- _DIRECTIONS FOR THIS TASK_
Your job is to report every line of the entries that has "Median".

━━━━━ MATERIAL SUPPLIED ━━━━━

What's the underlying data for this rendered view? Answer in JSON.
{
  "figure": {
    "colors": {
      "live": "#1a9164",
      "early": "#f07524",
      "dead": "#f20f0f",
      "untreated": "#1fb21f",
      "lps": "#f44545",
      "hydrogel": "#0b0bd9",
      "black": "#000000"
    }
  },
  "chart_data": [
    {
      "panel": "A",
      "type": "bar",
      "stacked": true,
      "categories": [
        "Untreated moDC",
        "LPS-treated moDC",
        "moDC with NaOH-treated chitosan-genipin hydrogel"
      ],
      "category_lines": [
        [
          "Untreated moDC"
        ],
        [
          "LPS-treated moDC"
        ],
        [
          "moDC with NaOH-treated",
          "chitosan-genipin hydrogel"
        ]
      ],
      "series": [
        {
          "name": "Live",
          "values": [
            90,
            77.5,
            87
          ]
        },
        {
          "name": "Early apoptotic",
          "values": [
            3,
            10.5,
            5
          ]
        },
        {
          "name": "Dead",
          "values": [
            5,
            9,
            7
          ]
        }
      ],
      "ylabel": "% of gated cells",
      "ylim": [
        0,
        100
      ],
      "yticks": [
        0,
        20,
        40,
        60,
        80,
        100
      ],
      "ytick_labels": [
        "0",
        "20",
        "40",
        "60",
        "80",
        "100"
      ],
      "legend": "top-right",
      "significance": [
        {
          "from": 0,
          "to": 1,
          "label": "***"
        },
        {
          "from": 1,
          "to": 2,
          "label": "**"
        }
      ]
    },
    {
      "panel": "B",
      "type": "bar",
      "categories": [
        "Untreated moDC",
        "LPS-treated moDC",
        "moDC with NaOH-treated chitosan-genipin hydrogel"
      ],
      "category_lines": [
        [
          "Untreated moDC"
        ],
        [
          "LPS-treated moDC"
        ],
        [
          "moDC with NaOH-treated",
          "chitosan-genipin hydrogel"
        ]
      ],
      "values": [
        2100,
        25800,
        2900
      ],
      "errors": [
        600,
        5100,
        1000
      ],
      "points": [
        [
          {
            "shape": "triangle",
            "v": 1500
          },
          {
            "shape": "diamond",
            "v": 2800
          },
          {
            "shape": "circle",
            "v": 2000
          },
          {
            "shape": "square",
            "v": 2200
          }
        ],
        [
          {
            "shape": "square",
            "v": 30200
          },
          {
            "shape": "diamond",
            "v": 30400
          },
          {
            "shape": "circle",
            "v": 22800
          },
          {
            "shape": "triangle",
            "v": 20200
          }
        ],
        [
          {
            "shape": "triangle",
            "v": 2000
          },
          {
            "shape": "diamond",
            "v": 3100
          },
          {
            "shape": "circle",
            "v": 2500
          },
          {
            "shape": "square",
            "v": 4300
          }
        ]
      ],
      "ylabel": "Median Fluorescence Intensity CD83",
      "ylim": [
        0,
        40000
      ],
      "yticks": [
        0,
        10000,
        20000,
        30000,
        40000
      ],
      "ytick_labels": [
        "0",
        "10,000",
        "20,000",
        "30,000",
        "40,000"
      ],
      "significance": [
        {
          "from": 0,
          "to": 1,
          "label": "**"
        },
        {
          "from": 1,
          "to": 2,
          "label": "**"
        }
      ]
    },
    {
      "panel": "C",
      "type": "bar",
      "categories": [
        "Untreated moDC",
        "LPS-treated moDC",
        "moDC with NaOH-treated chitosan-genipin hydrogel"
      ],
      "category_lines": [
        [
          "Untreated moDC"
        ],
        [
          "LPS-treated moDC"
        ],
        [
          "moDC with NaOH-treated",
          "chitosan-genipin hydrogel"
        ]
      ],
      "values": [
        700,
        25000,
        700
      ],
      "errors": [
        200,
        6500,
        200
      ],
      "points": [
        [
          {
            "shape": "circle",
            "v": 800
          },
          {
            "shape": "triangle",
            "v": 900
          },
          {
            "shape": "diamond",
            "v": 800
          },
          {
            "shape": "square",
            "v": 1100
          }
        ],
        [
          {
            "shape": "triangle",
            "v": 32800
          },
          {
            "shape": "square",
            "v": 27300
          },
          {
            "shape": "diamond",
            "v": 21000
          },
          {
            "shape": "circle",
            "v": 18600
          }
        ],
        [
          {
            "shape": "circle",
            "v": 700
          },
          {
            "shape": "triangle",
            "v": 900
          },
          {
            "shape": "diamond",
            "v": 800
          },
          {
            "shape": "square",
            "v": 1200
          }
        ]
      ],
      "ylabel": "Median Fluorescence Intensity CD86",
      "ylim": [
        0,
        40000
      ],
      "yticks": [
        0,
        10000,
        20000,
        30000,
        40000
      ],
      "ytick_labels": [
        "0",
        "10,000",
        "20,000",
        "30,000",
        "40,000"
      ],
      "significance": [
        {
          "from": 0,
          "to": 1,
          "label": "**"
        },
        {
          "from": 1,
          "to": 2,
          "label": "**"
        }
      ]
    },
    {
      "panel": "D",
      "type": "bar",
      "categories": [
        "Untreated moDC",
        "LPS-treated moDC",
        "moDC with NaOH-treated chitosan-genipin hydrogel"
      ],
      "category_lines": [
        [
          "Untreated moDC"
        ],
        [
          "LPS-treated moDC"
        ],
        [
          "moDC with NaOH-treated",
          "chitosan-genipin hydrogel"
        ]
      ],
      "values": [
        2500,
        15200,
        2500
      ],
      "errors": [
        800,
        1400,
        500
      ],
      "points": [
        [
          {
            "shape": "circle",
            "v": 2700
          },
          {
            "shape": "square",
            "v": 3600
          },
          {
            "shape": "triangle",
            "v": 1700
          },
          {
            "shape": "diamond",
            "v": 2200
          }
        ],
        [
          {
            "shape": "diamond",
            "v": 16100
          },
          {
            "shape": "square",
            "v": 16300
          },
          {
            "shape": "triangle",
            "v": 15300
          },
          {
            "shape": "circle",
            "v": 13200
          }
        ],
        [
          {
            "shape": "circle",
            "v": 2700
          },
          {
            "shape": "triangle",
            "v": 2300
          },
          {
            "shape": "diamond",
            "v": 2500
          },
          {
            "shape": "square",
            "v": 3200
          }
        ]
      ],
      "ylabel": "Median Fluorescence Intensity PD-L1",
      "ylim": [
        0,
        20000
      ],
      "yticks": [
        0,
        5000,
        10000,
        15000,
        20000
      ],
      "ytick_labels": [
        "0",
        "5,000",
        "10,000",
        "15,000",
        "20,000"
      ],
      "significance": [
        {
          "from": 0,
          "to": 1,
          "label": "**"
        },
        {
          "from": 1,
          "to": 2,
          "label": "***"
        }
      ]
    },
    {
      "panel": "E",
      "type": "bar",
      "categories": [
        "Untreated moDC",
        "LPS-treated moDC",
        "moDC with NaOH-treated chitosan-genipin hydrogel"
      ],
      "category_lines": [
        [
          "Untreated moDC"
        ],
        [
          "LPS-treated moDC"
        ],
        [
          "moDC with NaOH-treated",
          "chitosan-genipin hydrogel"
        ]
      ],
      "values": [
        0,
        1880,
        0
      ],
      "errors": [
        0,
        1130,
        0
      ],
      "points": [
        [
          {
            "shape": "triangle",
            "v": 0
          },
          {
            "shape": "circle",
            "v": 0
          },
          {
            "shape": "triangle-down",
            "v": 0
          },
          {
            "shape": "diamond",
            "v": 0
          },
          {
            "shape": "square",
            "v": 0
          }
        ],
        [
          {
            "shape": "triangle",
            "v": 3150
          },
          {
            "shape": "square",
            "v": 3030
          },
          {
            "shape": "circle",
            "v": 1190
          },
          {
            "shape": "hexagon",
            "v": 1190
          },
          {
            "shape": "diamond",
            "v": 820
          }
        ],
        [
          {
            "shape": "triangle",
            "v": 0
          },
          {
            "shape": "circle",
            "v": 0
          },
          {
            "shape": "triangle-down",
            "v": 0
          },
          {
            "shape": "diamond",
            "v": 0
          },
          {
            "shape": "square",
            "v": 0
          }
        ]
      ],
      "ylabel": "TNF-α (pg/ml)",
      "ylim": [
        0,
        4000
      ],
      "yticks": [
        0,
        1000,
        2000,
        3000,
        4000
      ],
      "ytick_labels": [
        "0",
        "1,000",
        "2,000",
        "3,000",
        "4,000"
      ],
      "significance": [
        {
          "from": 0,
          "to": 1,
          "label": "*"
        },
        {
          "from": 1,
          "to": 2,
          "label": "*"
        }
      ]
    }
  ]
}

━━━━━

- _RESULT FOR THIS EXERCISE_
      "ylabel": "Median Fluorescence Intensity CD83",
      "ylabel": "Median Fluorescence Intensity CD86",
      "ylabel": "Median Fluorescence Intensity PD-L1",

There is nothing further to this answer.